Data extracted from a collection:
/---

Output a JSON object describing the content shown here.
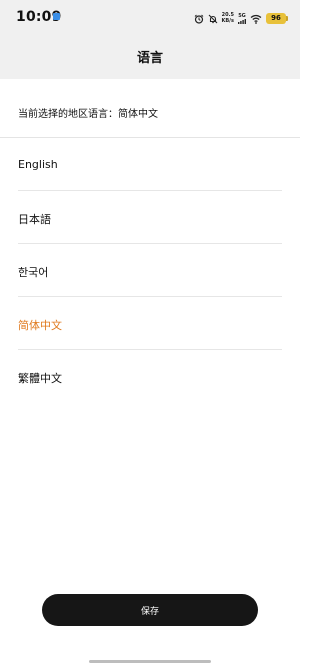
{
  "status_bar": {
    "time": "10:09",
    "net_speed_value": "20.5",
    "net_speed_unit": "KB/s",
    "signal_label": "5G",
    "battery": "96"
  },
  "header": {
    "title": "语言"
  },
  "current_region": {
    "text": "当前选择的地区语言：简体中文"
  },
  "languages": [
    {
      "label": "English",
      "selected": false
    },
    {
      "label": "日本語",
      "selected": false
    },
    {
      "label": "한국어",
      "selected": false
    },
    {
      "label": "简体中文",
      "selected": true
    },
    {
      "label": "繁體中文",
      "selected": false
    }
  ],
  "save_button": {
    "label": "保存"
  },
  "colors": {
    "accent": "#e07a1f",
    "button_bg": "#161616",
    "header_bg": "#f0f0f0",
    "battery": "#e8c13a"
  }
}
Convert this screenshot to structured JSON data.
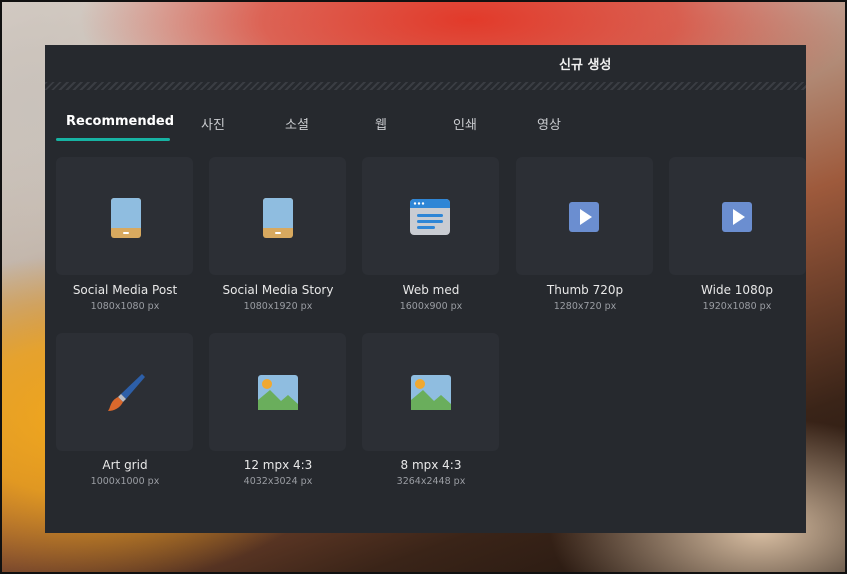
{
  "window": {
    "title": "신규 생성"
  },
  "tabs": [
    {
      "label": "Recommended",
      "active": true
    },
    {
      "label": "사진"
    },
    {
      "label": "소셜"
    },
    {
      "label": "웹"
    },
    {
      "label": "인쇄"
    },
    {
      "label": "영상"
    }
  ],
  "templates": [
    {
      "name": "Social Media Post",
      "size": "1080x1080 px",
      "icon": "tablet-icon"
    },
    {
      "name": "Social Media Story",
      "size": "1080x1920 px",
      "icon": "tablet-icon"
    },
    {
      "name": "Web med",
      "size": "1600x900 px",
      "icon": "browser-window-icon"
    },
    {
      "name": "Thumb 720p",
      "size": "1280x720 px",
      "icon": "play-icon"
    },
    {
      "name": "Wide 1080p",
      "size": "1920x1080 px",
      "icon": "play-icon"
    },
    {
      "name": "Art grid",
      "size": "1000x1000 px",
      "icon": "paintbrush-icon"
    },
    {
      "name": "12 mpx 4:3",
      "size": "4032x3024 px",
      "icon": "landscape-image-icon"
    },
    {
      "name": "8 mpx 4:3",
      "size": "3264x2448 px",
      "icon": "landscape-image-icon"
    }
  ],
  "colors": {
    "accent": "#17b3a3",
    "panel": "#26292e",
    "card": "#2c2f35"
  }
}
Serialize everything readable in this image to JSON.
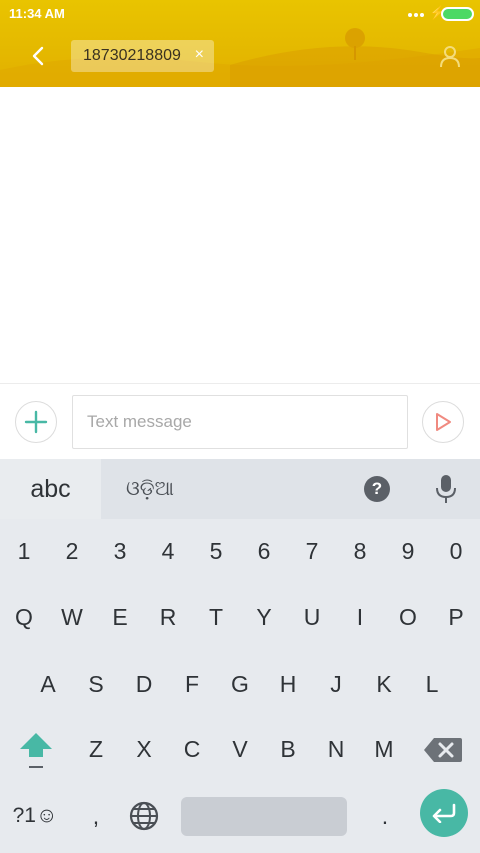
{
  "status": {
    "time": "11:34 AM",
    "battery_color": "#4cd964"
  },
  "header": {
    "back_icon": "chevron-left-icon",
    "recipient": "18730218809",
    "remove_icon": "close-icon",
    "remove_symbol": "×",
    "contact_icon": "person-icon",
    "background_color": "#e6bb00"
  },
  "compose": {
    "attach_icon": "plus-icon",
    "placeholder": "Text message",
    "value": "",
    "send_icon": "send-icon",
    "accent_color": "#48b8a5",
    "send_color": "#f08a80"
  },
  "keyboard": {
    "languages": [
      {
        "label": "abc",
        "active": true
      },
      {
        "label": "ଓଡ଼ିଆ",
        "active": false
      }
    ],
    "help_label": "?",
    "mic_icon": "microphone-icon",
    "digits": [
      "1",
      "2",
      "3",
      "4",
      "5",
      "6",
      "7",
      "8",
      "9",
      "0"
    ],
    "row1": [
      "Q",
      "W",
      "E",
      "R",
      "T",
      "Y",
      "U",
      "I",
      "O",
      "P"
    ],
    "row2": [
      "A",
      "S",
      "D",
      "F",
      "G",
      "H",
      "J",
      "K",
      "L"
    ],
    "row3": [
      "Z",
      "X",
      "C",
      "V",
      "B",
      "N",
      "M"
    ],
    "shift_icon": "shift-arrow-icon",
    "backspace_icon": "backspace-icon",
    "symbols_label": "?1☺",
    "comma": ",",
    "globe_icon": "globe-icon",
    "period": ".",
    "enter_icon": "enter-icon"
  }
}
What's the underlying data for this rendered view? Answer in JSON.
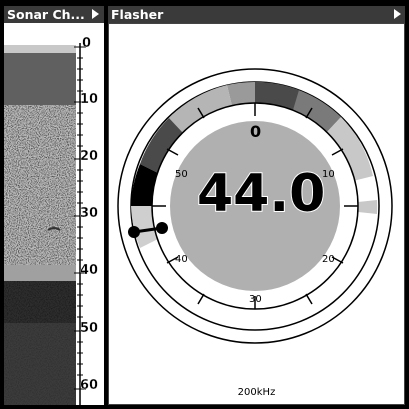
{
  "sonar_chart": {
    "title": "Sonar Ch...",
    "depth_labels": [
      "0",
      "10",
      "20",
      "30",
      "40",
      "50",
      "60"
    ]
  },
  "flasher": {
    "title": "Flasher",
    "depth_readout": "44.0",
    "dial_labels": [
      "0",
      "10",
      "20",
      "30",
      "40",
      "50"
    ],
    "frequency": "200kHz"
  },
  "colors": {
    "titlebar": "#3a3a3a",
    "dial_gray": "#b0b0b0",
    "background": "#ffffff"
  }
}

\---
/---

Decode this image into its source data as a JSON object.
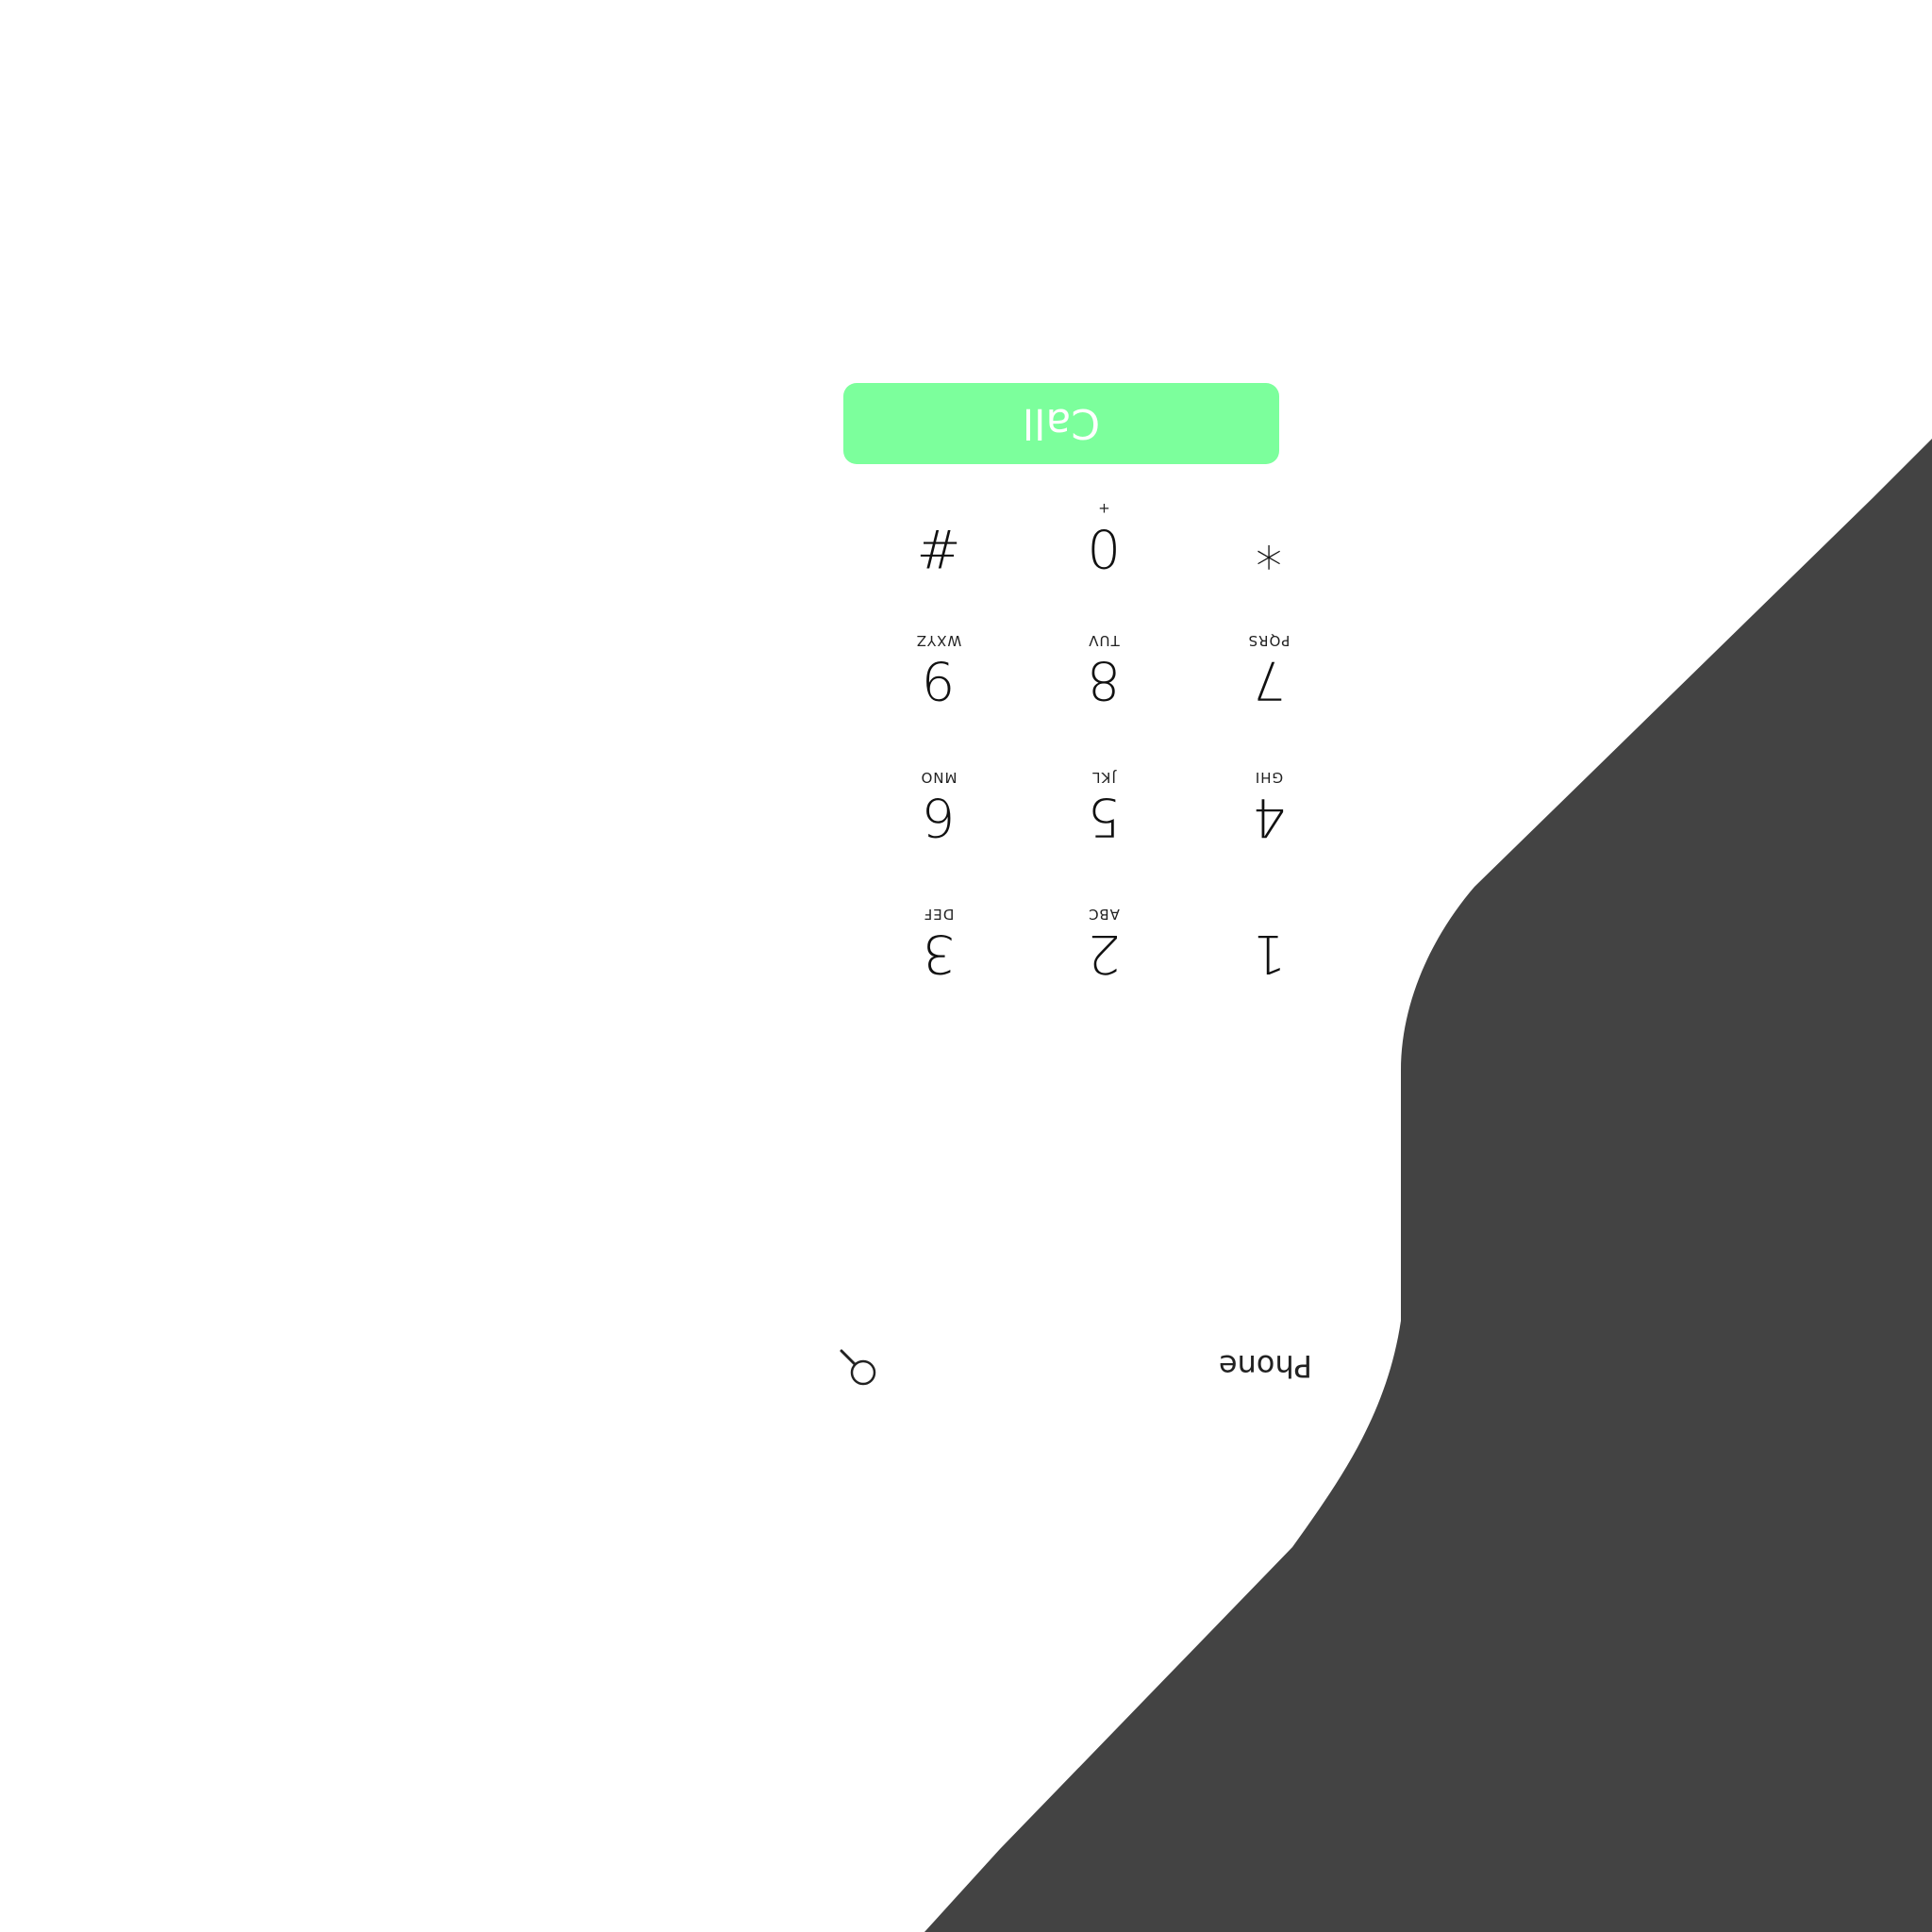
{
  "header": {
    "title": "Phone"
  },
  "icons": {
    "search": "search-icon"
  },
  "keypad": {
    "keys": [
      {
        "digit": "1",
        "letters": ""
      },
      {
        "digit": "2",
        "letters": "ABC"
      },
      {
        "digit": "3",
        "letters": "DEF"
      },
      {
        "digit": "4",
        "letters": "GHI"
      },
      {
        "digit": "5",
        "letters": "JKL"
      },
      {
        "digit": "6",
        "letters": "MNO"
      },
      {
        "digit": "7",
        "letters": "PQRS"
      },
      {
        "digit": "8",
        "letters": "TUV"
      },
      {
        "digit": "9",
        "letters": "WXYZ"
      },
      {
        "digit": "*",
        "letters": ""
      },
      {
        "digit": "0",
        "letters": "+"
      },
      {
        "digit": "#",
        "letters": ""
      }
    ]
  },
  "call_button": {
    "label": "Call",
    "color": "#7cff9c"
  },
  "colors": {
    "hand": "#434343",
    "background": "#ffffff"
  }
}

\---
/---

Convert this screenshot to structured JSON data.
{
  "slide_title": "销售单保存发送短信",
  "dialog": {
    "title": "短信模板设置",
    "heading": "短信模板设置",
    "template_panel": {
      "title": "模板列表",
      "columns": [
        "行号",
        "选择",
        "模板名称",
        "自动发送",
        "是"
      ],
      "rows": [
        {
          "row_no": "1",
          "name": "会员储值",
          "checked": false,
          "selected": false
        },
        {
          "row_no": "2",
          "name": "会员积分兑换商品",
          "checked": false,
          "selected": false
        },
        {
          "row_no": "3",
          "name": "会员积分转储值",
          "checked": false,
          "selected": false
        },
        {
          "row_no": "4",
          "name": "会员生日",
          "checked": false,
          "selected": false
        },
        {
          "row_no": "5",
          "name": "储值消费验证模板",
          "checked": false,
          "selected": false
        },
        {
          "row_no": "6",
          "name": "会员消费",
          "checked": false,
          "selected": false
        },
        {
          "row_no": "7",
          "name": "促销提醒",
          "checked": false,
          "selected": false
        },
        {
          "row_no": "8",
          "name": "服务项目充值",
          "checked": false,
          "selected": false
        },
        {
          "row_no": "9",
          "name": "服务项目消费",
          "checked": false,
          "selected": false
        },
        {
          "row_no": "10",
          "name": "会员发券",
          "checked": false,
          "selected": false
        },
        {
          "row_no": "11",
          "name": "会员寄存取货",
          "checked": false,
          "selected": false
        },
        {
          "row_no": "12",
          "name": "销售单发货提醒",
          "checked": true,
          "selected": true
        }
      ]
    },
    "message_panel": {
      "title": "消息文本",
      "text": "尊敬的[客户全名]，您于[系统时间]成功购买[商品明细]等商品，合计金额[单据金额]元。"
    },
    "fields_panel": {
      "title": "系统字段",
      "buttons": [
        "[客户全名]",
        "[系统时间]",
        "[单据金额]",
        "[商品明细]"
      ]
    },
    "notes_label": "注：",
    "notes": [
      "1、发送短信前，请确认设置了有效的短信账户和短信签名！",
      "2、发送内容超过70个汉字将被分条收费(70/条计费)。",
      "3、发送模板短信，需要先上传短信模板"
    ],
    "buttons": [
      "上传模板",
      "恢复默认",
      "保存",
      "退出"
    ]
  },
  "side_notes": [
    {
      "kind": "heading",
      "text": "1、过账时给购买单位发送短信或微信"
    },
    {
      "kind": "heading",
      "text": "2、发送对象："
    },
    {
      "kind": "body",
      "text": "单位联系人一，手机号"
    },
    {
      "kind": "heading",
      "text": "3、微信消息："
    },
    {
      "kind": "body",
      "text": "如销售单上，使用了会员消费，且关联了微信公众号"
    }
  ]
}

\---

* EXERCISE TASK: Return each line that includes "object".

* TASK OUTPUT:
Output a JSON object describing the content shown here.
Decode this image into its source data as a JSON object.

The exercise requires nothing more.